§ TO DO
Reproduce the lines of the listing verbatim, from the very start through the line containing "call-center-item-sales[interactable]: Aerolabs Sales", that line included.

***** ROWS *****

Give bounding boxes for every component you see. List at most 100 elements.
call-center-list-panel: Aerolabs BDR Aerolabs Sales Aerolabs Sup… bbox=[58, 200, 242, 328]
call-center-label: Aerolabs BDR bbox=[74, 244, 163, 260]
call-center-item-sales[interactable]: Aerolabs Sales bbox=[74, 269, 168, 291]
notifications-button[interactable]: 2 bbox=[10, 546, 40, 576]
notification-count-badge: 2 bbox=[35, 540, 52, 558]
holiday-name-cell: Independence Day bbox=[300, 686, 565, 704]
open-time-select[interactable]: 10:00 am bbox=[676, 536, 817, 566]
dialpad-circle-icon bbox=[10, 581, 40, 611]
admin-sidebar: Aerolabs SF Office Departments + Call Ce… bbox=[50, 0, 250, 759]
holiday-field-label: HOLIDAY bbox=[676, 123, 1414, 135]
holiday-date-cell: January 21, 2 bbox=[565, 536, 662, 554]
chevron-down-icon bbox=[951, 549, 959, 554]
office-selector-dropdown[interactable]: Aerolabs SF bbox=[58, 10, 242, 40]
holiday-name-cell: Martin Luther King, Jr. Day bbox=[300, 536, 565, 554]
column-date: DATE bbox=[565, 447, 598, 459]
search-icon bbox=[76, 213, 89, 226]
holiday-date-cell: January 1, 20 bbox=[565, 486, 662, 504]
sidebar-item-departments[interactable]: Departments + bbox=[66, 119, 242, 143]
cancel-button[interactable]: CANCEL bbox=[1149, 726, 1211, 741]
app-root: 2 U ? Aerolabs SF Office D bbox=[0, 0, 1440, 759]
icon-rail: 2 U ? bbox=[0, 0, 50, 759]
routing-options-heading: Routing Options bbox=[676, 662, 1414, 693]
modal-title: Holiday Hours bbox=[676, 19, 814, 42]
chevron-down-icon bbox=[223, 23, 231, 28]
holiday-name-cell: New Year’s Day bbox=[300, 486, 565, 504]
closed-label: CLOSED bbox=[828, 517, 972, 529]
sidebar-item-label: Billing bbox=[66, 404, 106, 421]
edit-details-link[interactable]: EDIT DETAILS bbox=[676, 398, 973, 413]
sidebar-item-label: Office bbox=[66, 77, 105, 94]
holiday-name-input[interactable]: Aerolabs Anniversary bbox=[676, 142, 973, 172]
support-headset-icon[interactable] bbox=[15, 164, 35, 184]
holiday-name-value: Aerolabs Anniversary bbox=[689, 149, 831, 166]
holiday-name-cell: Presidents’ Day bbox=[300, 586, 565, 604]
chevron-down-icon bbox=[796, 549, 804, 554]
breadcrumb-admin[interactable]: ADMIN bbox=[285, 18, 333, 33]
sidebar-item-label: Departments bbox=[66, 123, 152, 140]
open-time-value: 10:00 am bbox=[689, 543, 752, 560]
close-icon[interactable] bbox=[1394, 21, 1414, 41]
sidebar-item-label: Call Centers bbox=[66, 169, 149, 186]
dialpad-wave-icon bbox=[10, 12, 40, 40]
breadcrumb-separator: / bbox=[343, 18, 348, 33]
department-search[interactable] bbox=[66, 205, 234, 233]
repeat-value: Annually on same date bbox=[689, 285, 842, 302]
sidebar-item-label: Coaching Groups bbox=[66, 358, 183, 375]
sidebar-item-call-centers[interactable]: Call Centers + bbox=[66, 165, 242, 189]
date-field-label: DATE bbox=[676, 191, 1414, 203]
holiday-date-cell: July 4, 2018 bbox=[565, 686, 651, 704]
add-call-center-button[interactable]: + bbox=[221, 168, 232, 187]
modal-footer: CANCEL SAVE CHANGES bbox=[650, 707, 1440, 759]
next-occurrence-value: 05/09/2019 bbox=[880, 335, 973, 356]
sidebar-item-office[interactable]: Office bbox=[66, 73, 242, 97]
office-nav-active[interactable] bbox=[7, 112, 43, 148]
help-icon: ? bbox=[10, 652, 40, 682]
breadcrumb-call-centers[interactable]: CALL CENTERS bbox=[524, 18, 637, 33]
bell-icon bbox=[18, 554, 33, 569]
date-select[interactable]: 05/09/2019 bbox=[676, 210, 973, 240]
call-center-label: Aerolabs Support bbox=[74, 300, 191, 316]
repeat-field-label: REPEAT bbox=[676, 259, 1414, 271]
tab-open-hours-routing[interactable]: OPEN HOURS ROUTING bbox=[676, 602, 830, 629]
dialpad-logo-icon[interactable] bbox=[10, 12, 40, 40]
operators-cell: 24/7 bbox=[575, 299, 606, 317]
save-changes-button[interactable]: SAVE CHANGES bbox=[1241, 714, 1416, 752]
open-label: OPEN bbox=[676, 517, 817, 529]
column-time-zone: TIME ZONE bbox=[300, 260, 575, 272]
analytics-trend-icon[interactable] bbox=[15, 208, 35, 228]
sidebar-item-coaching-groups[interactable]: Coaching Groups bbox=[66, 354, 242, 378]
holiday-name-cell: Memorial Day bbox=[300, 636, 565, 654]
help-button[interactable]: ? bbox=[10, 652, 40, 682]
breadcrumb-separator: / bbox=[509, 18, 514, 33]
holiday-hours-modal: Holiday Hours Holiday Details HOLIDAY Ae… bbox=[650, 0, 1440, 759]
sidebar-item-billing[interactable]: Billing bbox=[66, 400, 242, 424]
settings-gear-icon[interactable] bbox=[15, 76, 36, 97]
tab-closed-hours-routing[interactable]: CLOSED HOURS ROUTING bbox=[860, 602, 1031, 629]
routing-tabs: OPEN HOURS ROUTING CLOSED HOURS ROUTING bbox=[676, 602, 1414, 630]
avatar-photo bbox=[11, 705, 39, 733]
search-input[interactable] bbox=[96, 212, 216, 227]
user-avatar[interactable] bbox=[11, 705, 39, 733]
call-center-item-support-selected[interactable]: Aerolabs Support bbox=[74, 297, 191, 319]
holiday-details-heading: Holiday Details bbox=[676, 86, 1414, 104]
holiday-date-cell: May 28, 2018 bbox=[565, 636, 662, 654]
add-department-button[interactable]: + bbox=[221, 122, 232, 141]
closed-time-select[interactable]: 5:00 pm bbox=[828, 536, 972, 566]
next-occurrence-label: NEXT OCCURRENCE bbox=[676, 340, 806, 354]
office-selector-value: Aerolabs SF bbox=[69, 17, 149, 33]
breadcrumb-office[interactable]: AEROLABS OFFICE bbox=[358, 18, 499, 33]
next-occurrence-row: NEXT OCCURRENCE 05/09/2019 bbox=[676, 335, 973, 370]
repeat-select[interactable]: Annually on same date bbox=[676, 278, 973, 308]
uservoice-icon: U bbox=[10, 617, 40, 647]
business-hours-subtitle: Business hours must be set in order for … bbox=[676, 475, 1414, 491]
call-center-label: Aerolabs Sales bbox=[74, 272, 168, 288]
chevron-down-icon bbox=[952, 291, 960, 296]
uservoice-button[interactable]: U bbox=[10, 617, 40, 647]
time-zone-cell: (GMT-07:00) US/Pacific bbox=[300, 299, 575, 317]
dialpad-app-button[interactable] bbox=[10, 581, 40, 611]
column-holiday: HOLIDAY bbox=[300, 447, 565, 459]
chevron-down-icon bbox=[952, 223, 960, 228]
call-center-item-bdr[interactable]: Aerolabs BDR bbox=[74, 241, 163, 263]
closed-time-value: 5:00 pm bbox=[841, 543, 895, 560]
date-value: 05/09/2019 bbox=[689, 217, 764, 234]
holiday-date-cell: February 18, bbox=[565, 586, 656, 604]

*****

§ RESULT OF THIS TASK
Give bounding boxes for every component you see. List at most 100 elements.
call-center-list-panel: Aerolabs BDR Aerolabs Sales Aerolabs Sup… bbox=[58, 200, 242, 328]
call-center-label: Aerolabs BDR bbox=[74, 244, 163, 260]
call-center-item-sales[interactable]: Aerolabs Sales bbox=[74, 269, 168, 291]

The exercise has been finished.